EXERCISE DIRECTIONS >>
Print the data exactly as it is given, please.

## START STORED RECORDS

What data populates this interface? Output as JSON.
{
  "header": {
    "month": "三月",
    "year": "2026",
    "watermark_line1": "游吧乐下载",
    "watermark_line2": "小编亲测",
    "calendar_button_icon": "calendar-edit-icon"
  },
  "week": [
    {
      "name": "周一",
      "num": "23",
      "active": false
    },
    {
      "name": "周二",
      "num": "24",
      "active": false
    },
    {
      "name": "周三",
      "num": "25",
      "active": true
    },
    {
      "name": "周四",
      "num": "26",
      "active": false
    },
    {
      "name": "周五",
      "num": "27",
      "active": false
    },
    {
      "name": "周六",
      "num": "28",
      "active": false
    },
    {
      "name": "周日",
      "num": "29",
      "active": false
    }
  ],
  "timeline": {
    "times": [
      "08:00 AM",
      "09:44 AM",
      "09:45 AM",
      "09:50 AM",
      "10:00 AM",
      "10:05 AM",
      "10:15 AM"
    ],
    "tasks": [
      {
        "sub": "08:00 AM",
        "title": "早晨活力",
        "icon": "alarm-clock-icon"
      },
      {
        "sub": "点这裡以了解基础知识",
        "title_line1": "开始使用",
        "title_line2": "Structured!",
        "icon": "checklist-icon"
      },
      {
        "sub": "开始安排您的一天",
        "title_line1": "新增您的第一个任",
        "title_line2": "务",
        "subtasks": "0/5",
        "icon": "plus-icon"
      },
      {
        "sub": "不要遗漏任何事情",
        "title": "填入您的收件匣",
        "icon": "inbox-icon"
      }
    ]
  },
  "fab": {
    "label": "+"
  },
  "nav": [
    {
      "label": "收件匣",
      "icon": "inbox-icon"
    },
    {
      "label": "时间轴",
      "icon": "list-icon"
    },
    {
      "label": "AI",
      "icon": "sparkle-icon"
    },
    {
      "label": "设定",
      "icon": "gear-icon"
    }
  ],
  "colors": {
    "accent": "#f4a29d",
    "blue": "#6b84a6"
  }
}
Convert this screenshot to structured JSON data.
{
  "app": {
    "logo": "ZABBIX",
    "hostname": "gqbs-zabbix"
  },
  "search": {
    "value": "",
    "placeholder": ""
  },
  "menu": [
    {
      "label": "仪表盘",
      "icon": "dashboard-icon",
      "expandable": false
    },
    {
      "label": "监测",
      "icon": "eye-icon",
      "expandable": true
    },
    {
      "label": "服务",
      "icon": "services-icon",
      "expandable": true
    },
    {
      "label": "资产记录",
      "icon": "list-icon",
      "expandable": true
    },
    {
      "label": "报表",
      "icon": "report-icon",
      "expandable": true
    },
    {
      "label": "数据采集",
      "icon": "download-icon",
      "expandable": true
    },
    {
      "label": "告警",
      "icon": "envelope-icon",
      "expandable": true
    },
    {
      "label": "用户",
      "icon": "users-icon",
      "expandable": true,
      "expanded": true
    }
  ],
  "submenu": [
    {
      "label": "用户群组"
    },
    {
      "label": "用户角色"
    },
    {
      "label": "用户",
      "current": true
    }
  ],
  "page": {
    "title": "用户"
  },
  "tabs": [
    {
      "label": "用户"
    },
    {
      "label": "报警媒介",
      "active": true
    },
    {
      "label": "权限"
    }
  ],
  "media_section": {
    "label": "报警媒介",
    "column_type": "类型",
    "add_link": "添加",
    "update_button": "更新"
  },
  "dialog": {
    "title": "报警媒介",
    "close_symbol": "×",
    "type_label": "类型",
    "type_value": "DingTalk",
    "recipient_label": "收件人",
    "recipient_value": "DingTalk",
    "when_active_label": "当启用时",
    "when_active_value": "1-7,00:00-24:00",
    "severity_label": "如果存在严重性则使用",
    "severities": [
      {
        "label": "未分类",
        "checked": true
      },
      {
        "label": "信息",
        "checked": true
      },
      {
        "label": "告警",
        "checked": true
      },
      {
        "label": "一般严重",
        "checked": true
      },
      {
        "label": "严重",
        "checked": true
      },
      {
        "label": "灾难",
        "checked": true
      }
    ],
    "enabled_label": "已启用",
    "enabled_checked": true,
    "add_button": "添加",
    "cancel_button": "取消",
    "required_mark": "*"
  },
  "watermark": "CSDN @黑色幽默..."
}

## END STORED RECORDS

COMPLETED EXERCISE >>
What data populates this interface? Output as JSON.
{
  "header": {
    "month": "三月",
    "year": "2026",
    "watermark_line1": "游吧乐下载",
    "watermark_line2": "小编亲测",
    "calendar_button_icon": "calendar-edit-icon"
  },
  "week": [
    {
      "name": "周一",
      "num": "23",
      "active": false
    },
    {
      "name": "周二",
      "num": "24",
      "active": false
    },
    {
      "name": "周三",
      "num": "25",
      "active": true
    },
    {
      "name": "周四",
      "num": "26",
      "active": false
    },
    {
      "name": "周五",
      "num": "27",
      "active": false
    },
    {
      "name": "周六",
      "num": "28",
      "active": false
    },
    {
      "name": "周日",
      "num": "29",
      "active": false
    }
  ],
  "timeline": {
    "times": [
      "08:00 AM",
      "09:44 AM",
      "09:45 AM",
      "09:50 AM",
      "10:00 AM",
      "10:05 AM",
      "10:15 AM"
    ],
    "tasks": [
      {
        "sub": "08:00 AM",
        "title": "早晨活力",
        "icon": "alarm-clock-icon"
      },
      {
        "sub": "点这裡以了解基础知识",
        "title_line1": "开始使用",
        "title_line2": "Structured!",
        "icon": "checklist-icon"
      },
      {
        "sub": "开始安排您的一天",
        "title_line1": "新增您的第一个任",
        "title_line2": "务",
        "subtasks": "0/5",
        "icon": "plus-icon"
      },
      {
        "sub": "不要遗漏任何事情",
        "title": "填入您的收件匣",
        "icon": "inbox-icon"
      }
    ]
  },
  "fab": {
    "label": "+"
  },
  "nav": [
    {
      "label": "收件匣",
      "icon": "inbox-icon"
    },
    {
      "label": "时间轴",
      "icon": "list-icon"
    },
    {
      "label": "AI",
      "icon": "sparkle-icon"
    },
    {
      "label": "设定",
      "icon": "gear-icon"
    }
  ],
  "colors": {
    "accent": "#f4a29d",
    "blue": "#6b84a6"
  }
}
Convert this screenshot to structured JSON data.
{
  "app": {
    "logo": "ZABBIX",
    "hostname": "gqbs-zabbix"
  },
  "search": {
    "value": "",
    "placeholder": ""
  },
  "menu": [
    {
      "label": "仪表盘",
      "icon": "dashboard-icon",
      "expandable": false
    },
    {
      "label": "监测",
      "icon": "eye-icon",
      "expandable": true
    },
    {
      "label": "服务",
      "icon": "services-icon",
      "expandable": true
    },
    {
      "label": "资产记录",
      "icon": "list-icon",
      "expandable": true
    },
    {
      "label": "报表",
      "icon": "report-icon",
      "expandable": true
    },
    {
      "label": "数据采集",
      "icon": "download-icon",
      "expandable": true
    },
    {
      "label": "告警",
      "icon": "envelope-icon",
      "expandable": true
    },
    {
      "label": "用户",
      "icon": "users-icon",
      "expandable": true,
      "expanded": true
    }
  ],
  "submenu": [
    {
      "label": "用户群组"
    },
    {
      "label": "用户角色"
    },
    {
      "label": "用户",
      "current": true
    }
  ],
  "page": {
    "title": "用户"
  },
  "tabs": [
    {
      "label": "用户"
    },
    {
      "label": "报警媒介",
      "active": true
    },
    {
      "label": "权限"
    }
  ],
  "media_section": {
    "label": "报警媒介",
    "column_type": "类型",
    "add_link": "添加",
    "update_button": "更新"
  },
  "dialog": {
    "title": "报警媒介",
    "close_symbol": "×",
    "type_label": "类型",
    "type_value": "DingTalk",
    "recipient_label": "收件人",
    "recipient_value": "DingTalk",
    "when_active_label": "当启用时",
    "when_active_value": "1-7,00:00-24:00",
    "severity_label": "如果存在严重性则使用",
    "severities": [
      {
        "label": "未分类",
        "checked": true
      },
      {
        "label": "信息",
        "checked": true
      },
      {
        "label": "告警",
        "checked": true
      },
      {
        "label": "一般严重",
        "checked": true
      },
      {
        "label": "严重",
        "checked": true
      },
      {
        "label": "灾难",
        "checked": true
      }
    ],
    "enabled_label": "已启用",
    "enabled_checked": true,
    "add_button": "添加",
    "cancel_button": "取消",
    "required_mark": "*"
  },
  "watermark": "CSDN @黑色幽默..."
}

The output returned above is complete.